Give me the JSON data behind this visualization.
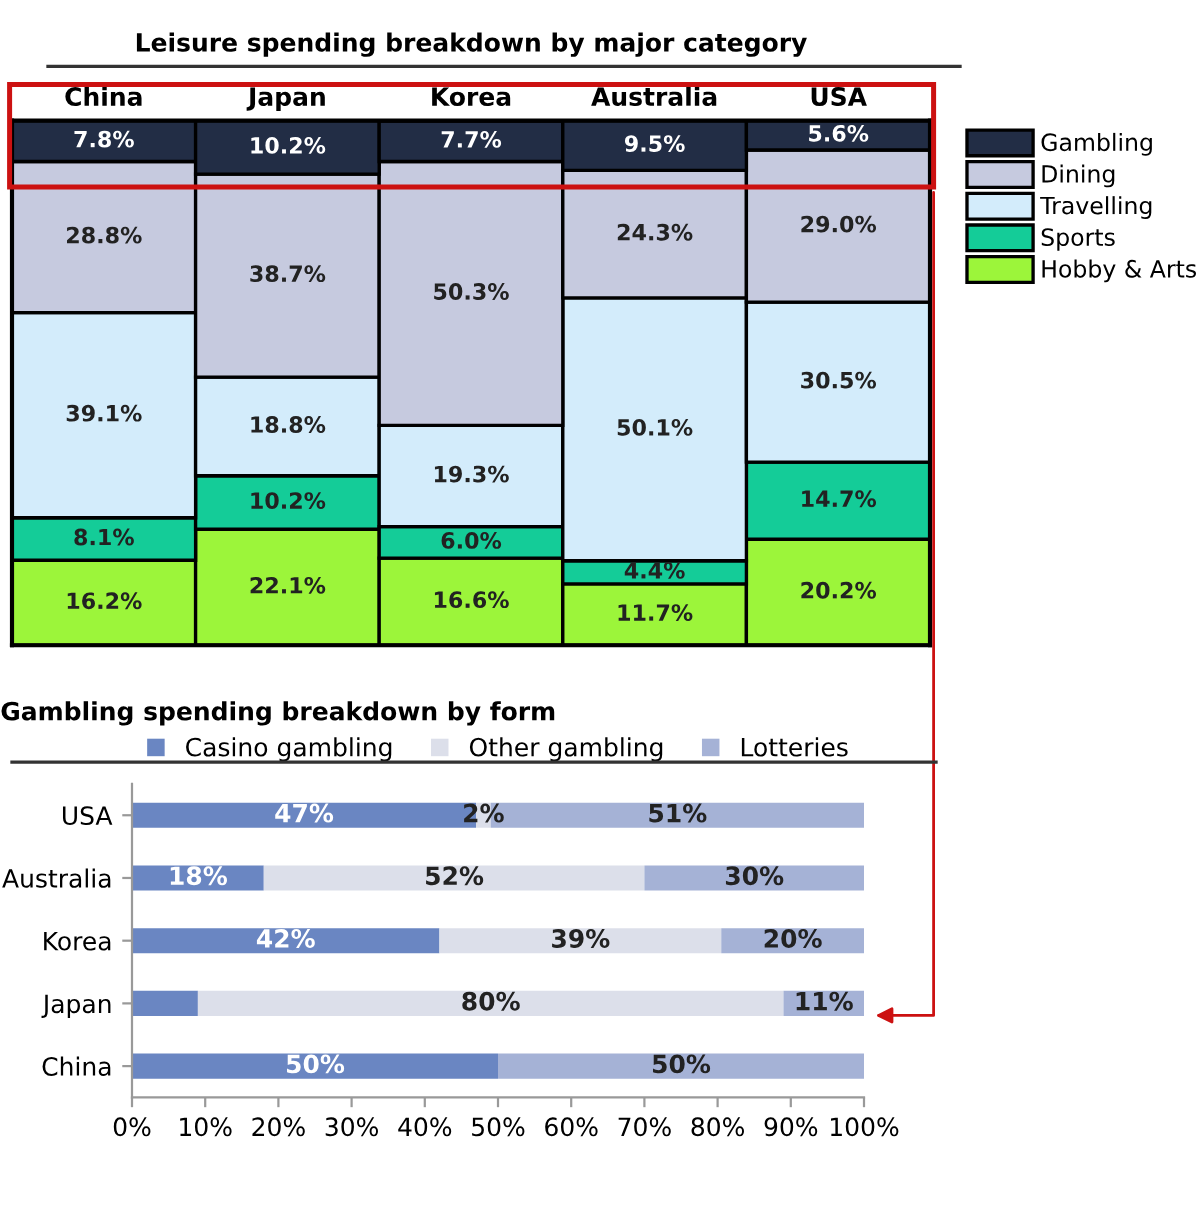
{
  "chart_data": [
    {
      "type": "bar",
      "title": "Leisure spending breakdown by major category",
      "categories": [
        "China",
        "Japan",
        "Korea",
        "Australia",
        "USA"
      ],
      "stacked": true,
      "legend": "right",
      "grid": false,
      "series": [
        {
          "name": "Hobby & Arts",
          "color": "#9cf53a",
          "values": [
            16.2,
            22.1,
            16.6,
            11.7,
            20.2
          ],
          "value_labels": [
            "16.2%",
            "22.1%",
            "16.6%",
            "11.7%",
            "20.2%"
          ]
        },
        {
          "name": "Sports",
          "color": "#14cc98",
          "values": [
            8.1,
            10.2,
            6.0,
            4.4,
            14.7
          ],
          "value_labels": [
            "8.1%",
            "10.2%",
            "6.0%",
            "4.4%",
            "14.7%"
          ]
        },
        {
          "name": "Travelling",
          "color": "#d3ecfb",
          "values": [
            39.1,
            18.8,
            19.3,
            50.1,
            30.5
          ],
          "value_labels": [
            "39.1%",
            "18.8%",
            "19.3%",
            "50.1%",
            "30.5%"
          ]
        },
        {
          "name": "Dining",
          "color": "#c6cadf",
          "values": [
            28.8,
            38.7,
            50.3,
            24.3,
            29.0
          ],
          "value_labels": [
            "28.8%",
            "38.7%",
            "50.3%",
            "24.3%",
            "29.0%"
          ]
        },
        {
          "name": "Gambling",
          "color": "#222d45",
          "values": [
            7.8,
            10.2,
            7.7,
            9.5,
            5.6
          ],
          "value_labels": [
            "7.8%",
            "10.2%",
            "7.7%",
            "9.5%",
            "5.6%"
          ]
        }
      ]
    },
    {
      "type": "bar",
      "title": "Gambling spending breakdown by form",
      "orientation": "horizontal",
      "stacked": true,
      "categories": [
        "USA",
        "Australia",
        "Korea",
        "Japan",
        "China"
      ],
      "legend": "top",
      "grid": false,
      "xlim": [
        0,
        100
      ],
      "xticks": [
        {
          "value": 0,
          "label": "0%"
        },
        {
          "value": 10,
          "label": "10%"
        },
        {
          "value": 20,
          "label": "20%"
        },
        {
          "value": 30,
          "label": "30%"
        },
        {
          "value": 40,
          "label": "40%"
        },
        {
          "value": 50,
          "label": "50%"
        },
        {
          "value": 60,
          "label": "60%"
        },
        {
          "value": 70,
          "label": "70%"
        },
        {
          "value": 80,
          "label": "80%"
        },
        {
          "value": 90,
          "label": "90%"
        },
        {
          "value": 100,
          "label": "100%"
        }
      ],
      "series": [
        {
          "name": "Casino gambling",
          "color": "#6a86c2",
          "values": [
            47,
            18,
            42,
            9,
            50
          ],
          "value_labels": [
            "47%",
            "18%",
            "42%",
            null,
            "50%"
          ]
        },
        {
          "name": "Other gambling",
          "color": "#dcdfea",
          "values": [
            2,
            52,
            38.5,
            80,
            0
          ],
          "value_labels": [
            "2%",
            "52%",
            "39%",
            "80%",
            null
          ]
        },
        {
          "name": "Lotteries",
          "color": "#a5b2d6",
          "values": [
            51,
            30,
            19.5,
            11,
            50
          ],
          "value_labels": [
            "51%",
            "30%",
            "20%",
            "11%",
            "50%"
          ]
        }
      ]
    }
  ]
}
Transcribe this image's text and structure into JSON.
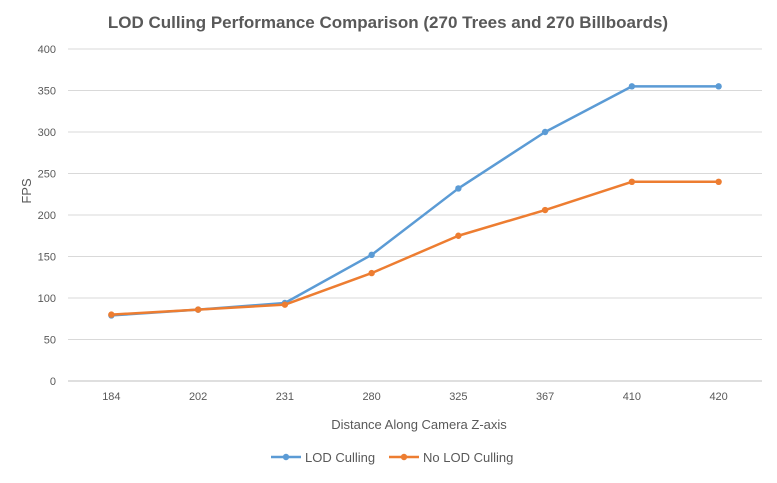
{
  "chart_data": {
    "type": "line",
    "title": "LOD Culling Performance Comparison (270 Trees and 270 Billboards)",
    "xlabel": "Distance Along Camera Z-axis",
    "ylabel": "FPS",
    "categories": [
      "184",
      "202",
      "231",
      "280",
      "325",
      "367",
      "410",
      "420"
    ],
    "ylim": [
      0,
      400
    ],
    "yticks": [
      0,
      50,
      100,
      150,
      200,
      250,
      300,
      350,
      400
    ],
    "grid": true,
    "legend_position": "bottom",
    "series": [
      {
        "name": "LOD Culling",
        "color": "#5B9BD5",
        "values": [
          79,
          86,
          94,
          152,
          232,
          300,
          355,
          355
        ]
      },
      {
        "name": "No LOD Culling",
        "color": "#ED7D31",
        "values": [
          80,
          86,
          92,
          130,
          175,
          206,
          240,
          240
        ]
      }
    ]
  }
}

----------

**WHAT YOU SHOULD DO:** With the pictures omitted, reproduce the records in full and exactly.

**CORRECT ANSWER:**
Give me the JSON data behind this visualization.
{
  "chart_data": [
    {
      "type": "bar",
      "title": "Leisure spending breakdown by major category",
      "categories": [
        "China",
        "Japan",
        "Korea",
        "Australia",
        "USA"
      ],
      "stacked": true,
      "legend": "right",
      "grid": false,
      "series": [
        {
          "name": "Hobby & Arts",
          "color": "#9cf53a",
          "values": [
            16.2,
            22.1,
            16.6,
            11.7,
            20.2
          ],
          "value_labels": [
            "16.2%",
            "22.1%",
            "16.6%",
            "11.7%",
            "20.2%"
          ]
        },
        {
          "name": "Sports",
          "color": "#14cc98",
          "values": [
            8.1,
            10.2,
            6.0,
            4.4,
            14.7
          ],
          "value_labels": [
            "8.1%",
            "10.2%",
            "6.0%",
            "4.4%",
            "14.7%"
          ]
        },
        {
          "name": "Travelling",
          "color": "#d3ecfb",
          "values": [
            39.1,
            18.8,
            19.3,
            50.1,
            30.5
          ],
          "value_labels": [
            "39.1%",
            "18.8%",
            "19.3%",
            "50.1%",
            "30.5%"
          ]
        },
        {
          "name": "Dining",
          "color": "#c6cadf",
          "values": [
            28.8,
            38.7,
            50.3,
            24.3,
            29.0
          ],
          "value_labels": [
            "28.8%",
            "38.7%",
            "50.3%",
            "24.3%",
            "29.0%"
          ]
        },
        {
          "name": "Gambling",
          "color": "#222d45",
          "values": [
            7.8,
            10.2,
            7.7,
            9.5,
            5.6
          ],
          "value_labels": [
            "7.8%",
            "10.2%",
            "7.7%",
            "9.5%",
            "5.6%"
          ]
        }
      ]
    },
    {
      "type": "bar",
      "title": "Gambling spending breakdown by form",
      "orientation": "horizontal",
      "stacked": true,
      "categories": [
        "USA",
        "Australia",
        "Korea",
        "Japan",
        "China"
      ],
      "legend": "top",
      "grid": false,
      "xlim": [
        0,
        100
      ],
      "xticks": [
        {
          "value": 0,
          "label": "0%"
        },
        {
          "value": 10,
          "label": "10%"
        },
        {
          "value": 20,
          "label": "20%"
        },
        {
          "value": 30,
          "label": "30%"
        },
        {
          "value": 40,
          "label": "40%"
        },
        {
          "value": 50,
          "label": "50%"
        },
        {
          "value": 60,
          "label": "60%"
        },
        {
          "value": 70,
          "label": "70%"
        },
        {
          "value": 80,
          "label": "80%"
        },
        {
          "value": 90,
          "label": "90%"
        },
        {
          "value": 100,
          "label": "100%"
        }
      ],
      "series": [
        {
          "name": "Casino gambling",
          "color": "#6a86c2",
          "values": [
            47,
            18,
            42,
            9,
            50
          ],
          "value_labels": [
            "47%",
            "18%",
            "42%",
            null,
            "50%"
          ]
        },
        {
          "name": "Other gambling",
          "color": "#dcdfea",
          "values": [
            2,
            52,
            38.5,
            80,
            0
          ],
          "value_labels": [
            "2%",
            "52%",
            "39%",
            "80%",
            null
          ]
        },
        {
          "name": "Lotteries",
          "color": "#a5b2d6",
          "values": [
            51,
            30,
            19.5,
            11,
            50
          ],
          "value_labels": [
            "51%",
            "30%",
            "20%",
            "11%",
            "50%"
          ]
        }
      ]
    }
  ]
}
Transcribe this image's text and structure into JSON.
{
  "chart_data": {
    "type": "line",
    "title": "LOD Culling Performance Comparison (270 Trees and 270 Billboards)",
    "xlabel": "Distance Along Camera Z-axis",
    "ylabel": "FPS",
    "categories": [
      "184",
      "202",
      "231",
      "280",
      "325",
      "367",
      "410",
      "420"
    ],
    "ylim": [
      0,
      400
    ],
    "yticks": [
      0,
      50,
      100,
      150,
      200,
      250,
      300,
      350,
      400
    ],
    "grid": true,
    "legend_position": "bottom",
    "series": [
      {
        "name": "LOD Culling",
        "color": "#5B9BD5",
        "values": [
          79,
          86,
          94,
          152,
          232,
          300,
          355,
          355
        ]
      },
      {
        "name": "No LOD Culling",
        "color": "#ED7D31",
        "values": [
          80,
          86,
          92,
          130,
          175,
          206,
          240,
          240
        ]
      }
    ]
  }
}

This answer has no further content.